▶ TEXT PASSAGE:
When you submit your personally identifiable information through wn.com, you are giving your consent to the collection, use and disclosure of your personal information as set forth in this Privacy Policy. If you would prefer that we not collect any personally identifiable information from you, please do not provide us with any such information. We will not sell or rent your personally identifiable information to third parties without your consent, except as otherwise disclosed in this Privacy Policy.
Except as otherwise disclosed in this Privacy Policy, we will use the information you provide us only for the purpose of responding to your inquiry or in connection with the service for which you provided such information. We may forward your contact information and inquiry to our affiliates and other divisions of our company that we feel can best address your inquiry or provide you with the requested service. We may also use the information you provide in aggregate form for internal business purposes, such as generating statistics and developing marketing plans. We may share or transfer such non-personally identifiable information with or to our affiliates, licensees, agents and partners.
We may retain other companies and individuals to perform functions on our behalf. Such third parties may be provided with access to personally identifiable information needed to perform their functions, but may not use such information for any other purpose.
In addition, we may disclose any information, including personally identifiable information, we deem necessary, in our sole discretion, to comply with any applicable law, regulation, legal proceeding or governmental request.

▶ REQUIRED ACTION 1: From the privacy policy, quote the passage from "When you submit" to "disclosed in this Privacy Policy.".
▶ REQUIRED ACTION 2: According to the privacy policy, why might contact information and an inquiry be forwarded to affiliates and other divisions of the company?
▶ REQUIRED ACTION 3: What does the privacy policy say to do if you would prefer that no personally identifiable information be collected from you?

▶ RECORDS PROVIDED:
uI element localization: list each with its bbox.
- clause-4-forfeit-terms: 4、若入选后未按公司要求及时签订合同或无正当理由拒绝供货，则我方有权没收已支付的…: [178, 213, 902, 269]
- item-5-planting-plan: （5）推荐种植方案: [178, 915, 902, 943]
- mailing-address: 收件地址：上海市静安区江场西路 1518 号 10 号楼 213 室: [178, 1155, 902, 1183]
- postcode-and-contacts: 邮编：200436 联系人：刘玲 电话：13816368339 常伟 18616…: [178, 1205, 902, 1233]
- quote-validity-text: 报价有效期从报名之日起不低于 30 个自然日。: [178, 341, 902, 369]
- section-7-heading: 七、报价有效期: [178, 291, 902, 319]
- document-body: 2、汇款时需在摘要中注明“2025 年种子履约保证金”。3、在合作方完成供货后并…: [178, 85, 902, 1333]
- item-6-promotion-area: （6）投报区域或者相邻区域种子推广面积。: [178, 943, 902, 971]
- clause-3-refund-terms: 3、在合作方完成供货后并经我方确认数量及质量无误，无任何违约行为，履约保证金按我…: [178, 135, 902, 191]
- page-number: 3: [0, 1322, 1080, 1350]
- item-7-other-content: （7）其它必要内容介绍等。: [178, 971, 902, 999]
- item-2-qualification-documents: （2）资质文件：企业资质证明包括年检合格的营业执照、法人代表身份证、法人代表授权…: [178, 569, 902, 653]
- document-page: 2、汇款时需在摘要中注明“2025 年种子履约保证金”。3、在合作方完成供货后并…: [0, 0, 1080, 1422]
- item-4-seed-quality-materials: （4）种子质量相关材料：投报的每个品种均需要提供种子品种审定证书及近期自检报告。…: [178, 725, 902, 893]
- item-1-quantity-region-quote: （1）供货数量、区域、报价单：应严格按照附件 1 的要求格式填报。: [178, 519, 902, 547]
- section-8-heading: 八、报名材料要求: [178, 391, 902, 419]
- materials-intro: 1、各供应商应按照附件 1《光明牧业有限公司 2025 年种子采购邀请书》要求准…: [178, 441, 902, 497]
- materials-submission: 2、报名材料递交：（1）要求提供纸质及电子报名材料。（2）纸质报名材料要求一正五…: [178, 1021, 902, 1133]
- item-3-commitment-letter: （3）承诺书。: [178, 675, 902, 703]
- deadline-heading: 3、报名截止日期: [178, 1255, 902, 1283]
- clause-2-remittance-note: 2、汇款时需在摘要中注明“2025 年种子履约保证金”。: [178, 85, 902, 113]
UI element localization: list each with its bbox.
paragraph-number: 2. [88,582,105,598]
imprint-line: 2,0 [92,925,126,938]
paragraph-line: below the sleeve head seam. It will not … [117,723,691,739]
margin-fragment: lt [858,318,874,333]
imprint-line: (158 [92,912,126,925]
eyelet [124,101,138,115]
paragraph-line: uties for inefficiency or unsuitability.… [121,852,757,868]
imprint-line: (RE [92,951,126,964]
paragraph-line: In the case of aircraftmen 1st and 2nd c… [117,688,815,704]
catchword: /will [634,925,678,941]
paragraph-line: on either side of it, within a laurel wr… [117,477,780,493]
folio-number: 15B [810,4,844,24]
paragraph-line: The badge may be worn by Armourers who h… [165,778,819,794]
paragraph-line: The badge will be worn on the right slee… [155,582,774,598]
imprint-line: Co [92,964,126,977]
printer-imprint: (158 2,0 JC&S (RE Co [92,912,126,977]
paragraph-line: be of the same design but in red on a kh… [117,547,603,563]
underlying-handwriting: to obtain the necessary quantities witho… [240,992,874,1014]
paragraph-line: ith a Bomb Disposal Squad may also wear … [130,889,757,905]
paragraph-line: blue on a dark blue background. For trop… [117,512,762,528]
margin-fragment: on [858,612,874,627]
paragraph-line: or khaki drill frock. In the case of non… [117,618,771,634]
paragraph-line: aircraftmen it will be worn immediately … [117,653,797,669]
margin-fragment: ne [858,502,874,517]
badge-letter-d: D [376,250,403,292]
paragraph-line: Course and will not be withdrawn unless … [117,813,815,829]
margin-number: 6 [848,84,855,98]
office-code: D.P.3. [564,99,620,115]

▶ ANSWER SPACE 1:
When you submit your personally identifiable information through wn.com, you are giving your consent to the collection, use and disclosure of your personal information as set forth in this Privacy Policy. If you would prefer that we not collect any personally identifiable information from you, please do not provide us with any such information. We will not sell or rent your personally identifiable information to third parties without your consent, except as otherwise disclosed in this Privacy Policy.

▶ ANSWER SPACE 2: They may be forwarded to the affiliates and divisions that the company feels can best address the inquiry or provide the requested service.

▶ ANSWER SPACE 3: Do not provide any such information.